WRITTEN EXERCISE:
Leave out the pictures; transcribe all else exactly.

## Start RECORDED INFORMATION

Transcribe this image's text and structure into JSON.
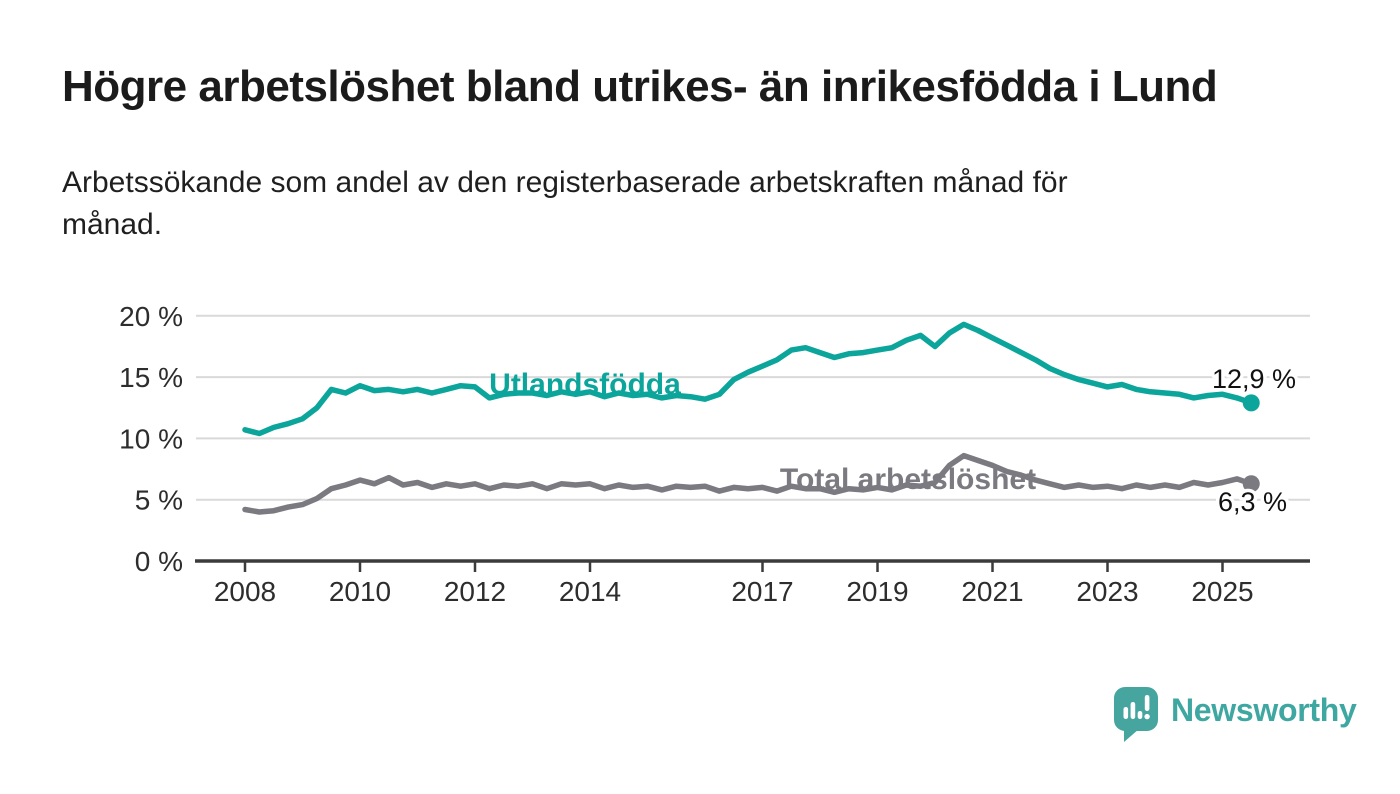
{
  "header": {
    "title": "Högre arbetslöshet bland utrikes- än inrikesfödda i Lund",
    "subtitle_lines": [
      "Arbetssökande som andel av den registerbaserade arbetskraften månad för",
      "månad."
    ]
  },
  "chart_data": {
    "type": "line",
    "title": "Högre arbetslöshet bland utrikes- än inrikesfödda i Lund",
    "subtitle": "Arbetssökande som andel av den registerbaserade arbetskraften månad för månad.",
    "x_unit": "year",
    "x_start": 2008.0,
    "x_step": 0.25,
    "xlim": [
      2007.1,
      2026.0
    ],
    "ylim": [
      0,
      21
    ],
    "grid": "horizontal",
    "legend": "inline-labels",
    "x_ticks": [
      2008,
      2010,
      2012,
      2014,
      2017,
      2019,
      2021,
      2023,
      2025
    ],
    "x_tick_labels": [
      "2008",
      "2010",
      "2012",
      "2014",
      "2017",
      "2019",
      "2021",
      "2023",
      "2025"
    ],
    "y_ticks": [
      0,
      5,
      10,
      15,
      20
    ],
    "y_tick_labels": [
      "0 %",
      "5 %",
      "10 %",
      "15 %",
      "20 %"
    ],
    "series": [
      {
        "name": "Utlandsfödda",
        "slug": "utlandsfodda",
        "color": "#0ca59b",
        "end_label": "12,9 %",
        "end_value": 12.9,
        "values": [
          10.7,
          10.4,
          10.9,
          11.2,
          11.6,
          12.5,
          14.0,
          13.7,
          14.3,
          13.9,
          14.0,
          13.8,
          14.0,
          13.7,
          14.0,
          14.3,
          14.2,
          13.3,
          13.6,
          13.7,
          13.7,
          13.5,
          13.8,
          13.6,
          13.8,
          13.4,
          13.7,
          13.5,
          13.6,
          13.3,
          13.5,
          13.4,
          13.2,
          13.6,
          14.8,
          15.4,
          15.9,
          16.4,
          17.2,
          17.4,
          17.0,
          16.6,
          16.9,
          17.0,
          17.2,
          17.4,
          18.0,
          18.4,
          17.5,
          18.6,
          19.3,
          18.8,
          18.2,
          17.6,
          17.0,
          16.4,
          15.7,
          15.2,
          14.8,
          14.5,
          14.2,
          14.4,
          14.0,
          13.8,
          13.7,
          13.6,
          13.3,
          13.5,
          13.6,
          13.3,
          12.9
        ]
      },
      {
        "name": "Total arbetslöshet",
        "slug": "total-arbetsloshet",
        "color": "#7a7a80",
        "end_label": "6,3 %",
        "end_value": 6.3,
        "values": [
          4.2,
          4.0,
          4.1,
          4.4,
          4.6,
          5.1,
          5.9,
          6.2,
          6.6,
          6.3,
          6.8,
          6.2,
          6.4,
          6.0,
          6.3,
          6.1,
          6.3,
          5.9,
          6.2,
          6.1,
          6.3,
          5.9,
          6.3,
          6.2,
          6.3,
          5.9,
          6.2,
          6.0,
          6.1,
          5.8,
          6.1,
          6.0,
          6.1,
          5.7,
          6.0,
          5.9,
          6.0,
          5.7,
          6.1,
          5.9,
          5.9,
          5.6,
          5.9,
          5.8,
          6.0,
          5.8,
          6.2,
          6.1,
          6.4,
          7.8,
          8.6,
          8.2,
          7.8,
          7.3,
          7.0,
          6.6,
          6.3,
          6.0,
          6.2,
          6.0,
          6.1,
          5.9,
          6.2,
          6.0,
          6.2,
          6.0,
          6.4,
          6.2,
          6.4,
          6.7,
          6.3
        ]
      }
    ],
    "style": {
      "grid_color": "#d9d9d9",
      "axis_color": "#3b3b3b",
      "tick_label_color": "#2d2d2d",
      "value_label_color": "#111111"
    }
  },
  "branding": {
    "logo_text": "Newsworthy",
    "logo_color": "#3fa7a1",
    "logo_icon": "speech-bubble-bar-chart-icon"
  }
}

## End RECORDED INFORMATION

FULL SOLUTION:
Transcribe this image's text and structure into JSON.
{
  "header": {
    "title": "Högre arbetslöshet bland utrikes- än inrikesfödda i Lund",
    "subtitle_lines": [
      "Arbetssökande som andel av den registerbaserade arbetskraften månad för",
      "månad."
    ]
  },
  "chart_data": {
    "type": "line",
    "title": "Högre arbetslöshet bland utrikes- än inrikesfödda i Lund",
    "subtitle": "Arbetssökande som andel av den registerbaserade arbetskraften månad för månad.",
    "x_unit": "year",
    "x_start": 2008.0,
    "x_step": 0.25,
    "xlim": [
      2007.1,
      2026.0
    ],
    "ylim": [
      0,
      21
    ],
    "grid": "horizontal",
    "legend": "inline-labels",
    "x_ticks": [
      2008,
      2010,
      2012,
      2014,
      2017,
      2019,
      2021,
      2023,
      2025
    ],
    "x_tick_labels": [
      "2008",
      "2010",
      "2012",
      "2014",
      "2017",
      "2019",
      "2021",
      "2023",
      "2025"
    ],
    "y_ticks": [
      0,
      5,
      10,
      15,
      20
    ],
    "y_tick_labels": [
      "0 %",
      "5 %",
      "10 %",
      "15 %",
      "20 %"
    ],
    "series": [
      {
        "name": "Utlandsfödda",
        "slug": "utlandsfodda",
        "color": "#0ca59b",
        "end_label": "12,9 %",
        "end_value": 12.9,
        "values": [
          10.7,
          10.4,
          10.9,
          11.2,
          11.6,
          12.5,
          14.0,
          13.7,
          14.3,
          13.9,
          14.0,
          13.8,
          14.0,
          13.7,
          14.0,
          14.3,
          14.2,
          13.3,
          13.6,
          13.7,
          13.7,
          13.5,
          13.8,
          13.6,
          13.8,
          13.4,
          13.7,
          13.5,
          13.6,
          13.3,
          13.5,
          13.4,
          13.2,
          13.6,
          14.8,
          15.4,
          15.9,
          16.4,
          17.2,
          17.4,
          17.0,
          16.6,
          16.9,
          17.0,
          17.2,
          17.4,
          18.0,
          18.4,
          17.5,
          18.6,
          19.3,
          18.8,
          18.2,
          17.6,
          17.0,
          16.4,
          15.7,
          15.2,
          14.8,
          14.5,
          14.2,
          14.4,
          14.0,
          13.8,
          13.7,
          13.6,
          13.3,
          13.5,
          13.6,
          13.3,
          12.9
        ]
      },
      {
        "name": "Total arbetslöshet",
        "slug": "total-arbetsloshet",
        "color": "#7a7a80",
        "end_label": "6,3 %",
        "end_value": 6.3,
        "values": [
          4.2,
          4.0,
          4.1,
          4.4,
          4.6,
          5.1,
          5.9,
          6.2,
          6.6,
          6.3,
          6.8,
          6.2,
          6.4,
          6.0,
          6.3,
          6.1,
          6.3,
          5.9,
          6.2,
          6.1,
          6.3,
          5.9,
          6.3,
          6.2,
          6.3,
          5.9,
          6.2,
          6.0,
          6.1,
          5.8,
          6.1,
          6.0,
          6.1,
          5.7,
          6.0,
          5.9,
          6.0,
          5.7,
          6.1,
          5.9,
          5.9,
          5.6,
          5.9,
          5.8,
          6.0,
          5.8,
          6.2,
          6.1,
          6.4,
          7.8,
          8.6,
          8.2,
          7.8,
          7.3,
          7.0,
          6.6,
          6.3,
          6.0,
          6.2,
          6.0,
          6.1,
          5.9,
          6.2,
          6.0,
          6.2,
          6.0,
          6.4,
          6.2,
          6.4,
          6.7,
          6.3
        ]
      }
    ],
    "style": {
      "grid_color": "#d9d9d9",
      "axis_color": "#3b3b3b",
      "tick_label_color": "#2d2d2d",
      "value_label_color": "#111111"
    }
  },
  "branding": {
    "logo_text": "Newsworthy",
    "logo_color": "#3fa7a1",
    "logo_icon": "speech-bubble-bar-chart-icon"
  }
}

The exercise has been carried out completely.